** START OF DATASET CONTENT **
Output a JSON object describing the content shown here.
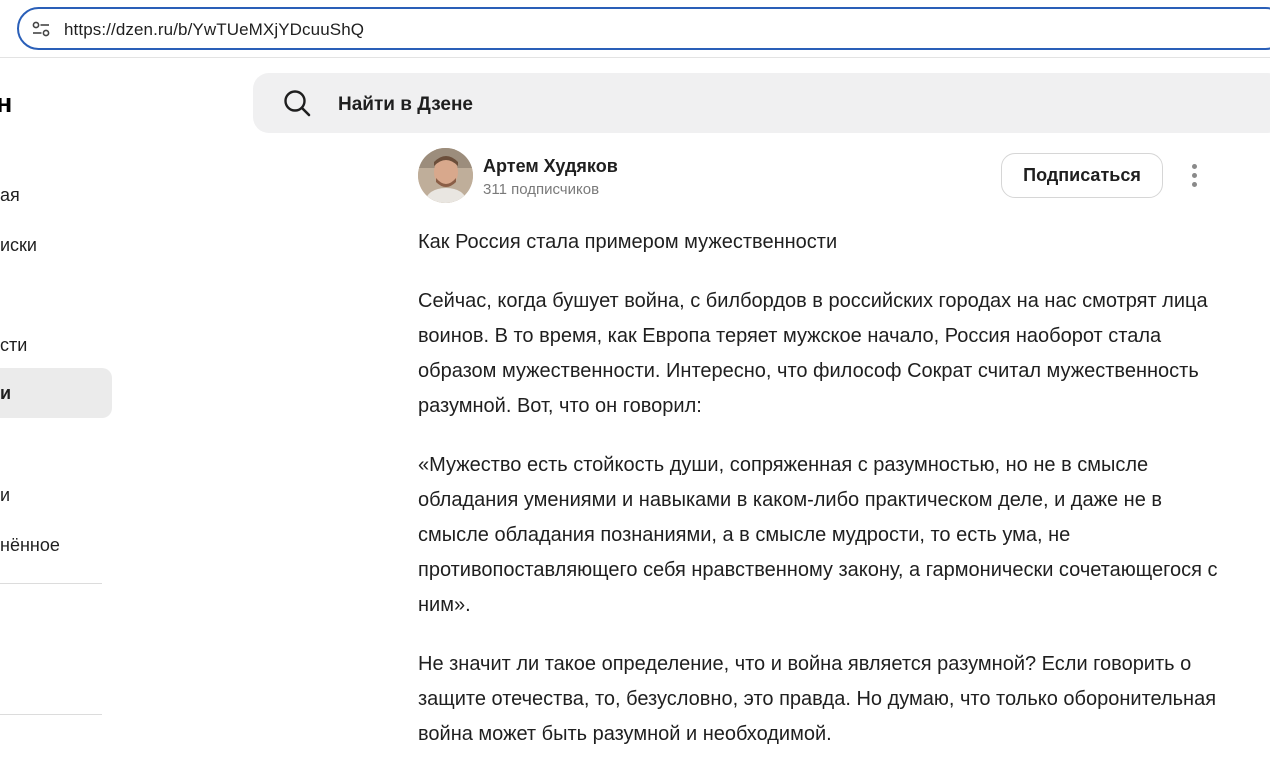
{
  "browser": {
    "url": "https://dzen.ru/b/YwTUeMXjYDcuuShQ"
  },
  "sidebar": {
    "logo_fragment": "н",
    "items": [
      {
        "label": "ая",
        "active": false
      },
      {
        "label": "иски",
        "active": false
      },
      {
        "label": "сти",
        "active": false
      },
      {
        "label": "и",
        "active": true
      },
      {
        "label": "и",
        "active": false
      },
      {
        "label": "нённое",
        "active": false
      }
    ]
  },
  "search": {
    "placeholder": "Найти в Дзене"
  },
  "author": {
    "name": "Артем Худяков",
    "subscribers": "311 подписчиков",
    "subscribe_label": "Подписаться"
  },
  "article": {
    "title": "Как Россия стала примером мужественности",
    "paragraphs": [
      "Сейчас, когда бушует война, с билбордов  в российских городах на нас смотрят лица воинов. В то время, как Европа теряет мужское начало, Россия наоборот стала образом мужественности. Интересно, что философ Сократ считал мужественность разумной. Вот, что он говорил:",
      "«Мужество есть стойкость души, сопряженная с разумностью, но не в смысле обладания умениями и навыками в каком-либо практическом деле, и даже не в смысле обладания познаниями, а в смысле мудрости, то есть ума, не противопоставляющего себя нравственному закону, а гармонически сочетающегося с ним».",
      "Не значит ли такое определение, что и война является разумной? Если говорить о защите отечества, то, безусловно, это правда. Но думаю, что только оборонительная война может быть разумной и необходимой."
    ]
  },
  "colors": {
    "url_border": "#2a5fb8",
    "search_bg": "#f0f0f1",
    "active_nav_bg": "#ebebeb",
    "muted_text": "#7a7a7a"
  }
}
** END OF DATASET CONTENT **
** START OF DATASET CONTENT **
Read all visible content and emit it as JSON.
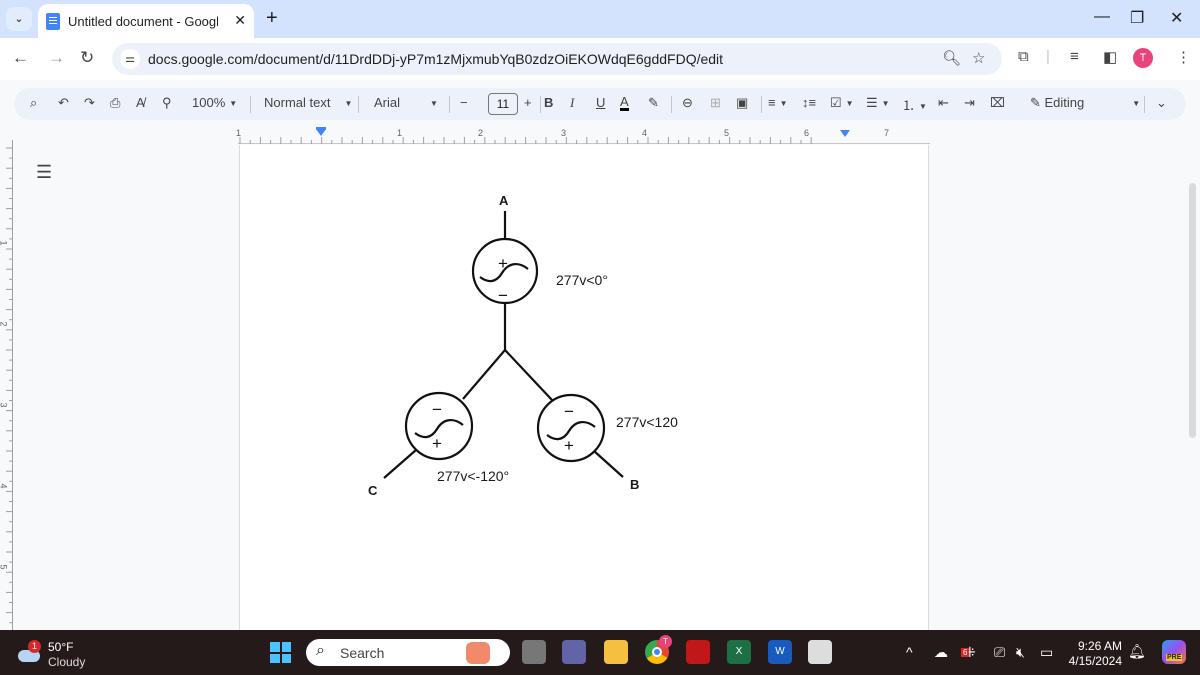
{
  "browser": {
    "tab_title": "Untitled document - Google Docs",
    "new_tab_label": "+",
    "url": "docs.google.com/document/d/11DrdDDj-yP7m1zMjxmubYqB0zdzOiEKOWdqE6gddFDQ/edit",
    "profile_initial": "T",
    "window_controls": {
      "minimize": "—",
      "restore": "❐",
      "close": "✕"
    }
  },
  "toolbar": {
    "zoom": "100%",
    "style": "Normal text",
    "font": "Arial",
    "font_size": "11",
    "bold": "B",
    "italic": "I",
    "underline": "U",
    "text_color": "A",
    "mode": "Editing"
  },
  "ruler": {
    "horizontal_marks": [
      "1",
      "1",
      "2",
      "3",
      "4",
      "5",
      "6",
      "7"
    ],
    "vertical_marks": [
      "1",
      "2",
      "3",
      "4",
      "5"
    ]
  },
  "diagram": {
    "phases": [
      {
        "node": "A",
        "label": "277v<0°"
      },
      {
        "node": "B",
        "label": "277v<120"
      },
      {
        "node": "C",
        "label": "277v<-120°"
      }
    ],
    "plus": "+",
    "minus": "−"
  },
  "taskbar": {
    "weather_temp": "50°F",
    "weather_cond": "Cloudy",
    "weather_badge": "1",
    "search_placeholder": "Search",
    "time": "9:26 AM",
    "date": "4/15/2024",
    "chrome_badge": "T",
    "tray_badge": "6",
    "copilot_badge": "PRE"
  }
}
** END OF DATASET CONTENT **
• [REQUIRED TASK]:
Find the lines that include the string "стала", then copy each of them.

• [OUTPUT FOR THIS EXERCISE]:
    "title": "Как Россия стала примером мужественности",
      "Сейчас, когда бушует война, с билбордов  в российских городах на нас смотрят лица воинов. В то время, как Европа теряет мужское начало, Россия наоборот стала образом мужественности. Интересно, что философ Сократ считал мужественность разумной. Вот, что он говорил:",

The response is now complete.